(EXERCISE MATERIAL):
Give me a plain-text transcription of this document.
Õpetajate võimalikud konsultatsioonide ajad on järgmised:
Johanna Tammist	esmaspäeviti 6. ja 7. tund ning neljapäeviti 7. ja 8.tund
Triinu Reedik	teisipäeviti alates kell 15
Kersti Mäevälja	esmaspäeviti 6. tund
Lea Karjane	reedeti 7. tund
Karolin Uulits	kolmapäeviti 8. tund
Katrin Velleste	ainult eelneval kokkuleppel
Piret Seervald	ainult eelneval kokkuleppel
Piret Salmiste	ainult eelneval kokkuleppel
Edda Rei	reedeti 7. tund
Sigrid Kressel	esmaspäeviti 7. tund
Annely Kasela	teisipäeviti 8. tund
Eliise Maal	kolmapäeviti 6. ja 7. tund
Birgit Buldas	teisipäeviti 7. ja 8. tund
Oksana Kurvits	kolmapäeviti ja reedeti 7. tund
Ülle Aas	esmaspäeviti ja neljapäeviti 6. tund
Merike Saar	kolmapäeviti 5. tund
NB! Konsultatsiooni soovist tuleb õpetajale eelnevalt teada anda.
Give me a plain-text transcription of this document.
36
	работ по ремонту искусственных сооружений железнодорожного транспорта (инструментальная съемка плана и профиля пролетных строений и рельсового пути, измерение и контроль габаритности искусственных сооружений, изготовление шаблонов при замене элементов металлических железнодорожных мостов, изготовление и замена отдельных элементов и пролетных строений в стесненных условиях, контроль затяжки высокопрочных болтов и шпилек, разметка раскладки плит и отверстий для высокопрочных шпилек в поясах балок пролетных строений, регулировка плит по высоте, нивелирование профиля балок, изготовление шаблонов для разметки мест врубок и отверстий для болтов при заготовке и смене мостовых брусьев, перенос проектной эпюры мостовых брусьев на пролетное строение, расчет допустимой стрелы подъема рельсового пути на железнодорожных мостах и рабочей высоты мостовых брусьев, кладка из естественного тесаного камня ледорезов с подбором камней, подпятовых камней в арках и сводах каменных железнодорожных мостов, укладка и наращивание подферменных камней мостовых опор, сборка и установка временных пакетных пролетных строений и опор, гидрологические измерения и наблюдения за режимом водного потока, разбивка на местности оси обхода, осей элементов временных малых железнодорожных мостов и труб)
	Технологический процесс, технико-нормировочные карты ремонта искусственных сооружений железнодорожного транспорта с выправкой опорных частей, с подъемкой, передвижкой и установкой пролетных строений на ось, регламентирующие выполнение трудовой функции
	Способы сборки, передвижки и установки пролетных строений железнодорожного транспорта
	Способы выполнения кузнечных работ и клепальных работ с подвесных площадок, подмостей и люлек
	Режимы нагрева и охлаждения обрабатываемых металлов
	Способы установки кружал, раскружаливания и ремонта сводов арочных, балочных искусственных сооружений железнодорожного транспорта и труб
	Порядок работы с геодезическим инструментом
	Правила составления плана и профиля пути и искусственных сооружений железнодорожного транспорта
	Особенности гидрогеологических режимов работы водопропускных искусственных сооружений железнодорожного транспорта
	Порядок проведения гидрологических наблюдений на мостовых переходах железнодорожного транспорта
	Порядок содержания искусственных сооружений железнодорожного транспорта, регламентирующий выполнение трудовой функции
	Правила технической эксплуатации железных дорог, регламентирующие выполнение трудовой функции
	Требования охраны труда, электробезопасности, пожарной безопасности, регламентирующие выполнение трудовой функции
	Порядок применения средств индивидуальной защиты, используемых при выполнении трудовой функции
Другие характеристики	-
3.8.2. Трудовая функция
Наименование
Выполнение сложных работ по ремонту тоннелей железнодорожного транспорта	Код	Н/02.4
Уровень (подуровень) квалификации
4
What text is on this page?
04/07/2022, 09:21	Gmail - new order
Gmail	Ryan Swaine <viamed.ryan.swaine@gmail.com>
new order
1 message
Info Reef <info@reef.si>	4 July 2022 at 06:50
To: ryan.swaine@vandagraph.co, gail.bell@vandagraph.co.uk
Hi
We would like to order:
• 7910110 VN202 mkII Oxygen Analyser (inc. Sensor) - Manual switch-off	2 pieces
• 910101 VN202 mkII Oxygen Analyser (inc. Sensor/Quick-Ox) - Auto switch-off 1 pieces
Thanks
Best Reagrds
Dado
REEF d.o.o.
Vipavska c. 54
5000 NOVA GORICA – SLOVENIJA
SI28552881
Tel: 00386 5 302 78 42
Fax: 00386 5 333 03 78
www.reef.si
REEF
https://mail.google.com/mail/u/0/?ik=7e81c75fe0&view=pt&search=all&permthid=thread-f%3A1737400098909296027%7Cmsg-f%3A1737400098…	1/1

(REQUIRED WORK): Return exactly the lines from the one containing "What text is on this page?" to the last line of the data, and nothing more.

(RESPONSE):
What text is on this page?
04/07/2022, 09:21	Gmail - new order
Gmail	Ryan Swaine <viamed.ryan.swaine@gmail.com>
new order
1 message
Info Reef <info@reef.si>	4 July 2022 at 06:50
To: ryan.swaine@vandagraph.co, gail.bell@vandagraph.co.uk
Hi
We would like to order:
• 7910110 VN202 mkII Oxygen Analyser (inc. Sensor) - Manual switch-off	2 pieces
• 910101 VN202 mkII Oxygen Analyser (inc. Sensor/Quick-Ox) - Auto switch-off 1 pieces
Thanks
Best Reagrds
Dado
REEF d.o.o.
Vipavska c. 54
5000 NOVA GORICA – SLOVENIJA
SI28552881
Tel: 00386 5 302 78 42
Fax: 00386 5 333 03 78
www.reef.si
REEF
https://mail.google.com/mail/u/0/?ik=7e81c75fe0&view=pt&search=all&permthid=thread-f%3A1737400098909296027%7Cmsg-f%3A1737400098…	1/1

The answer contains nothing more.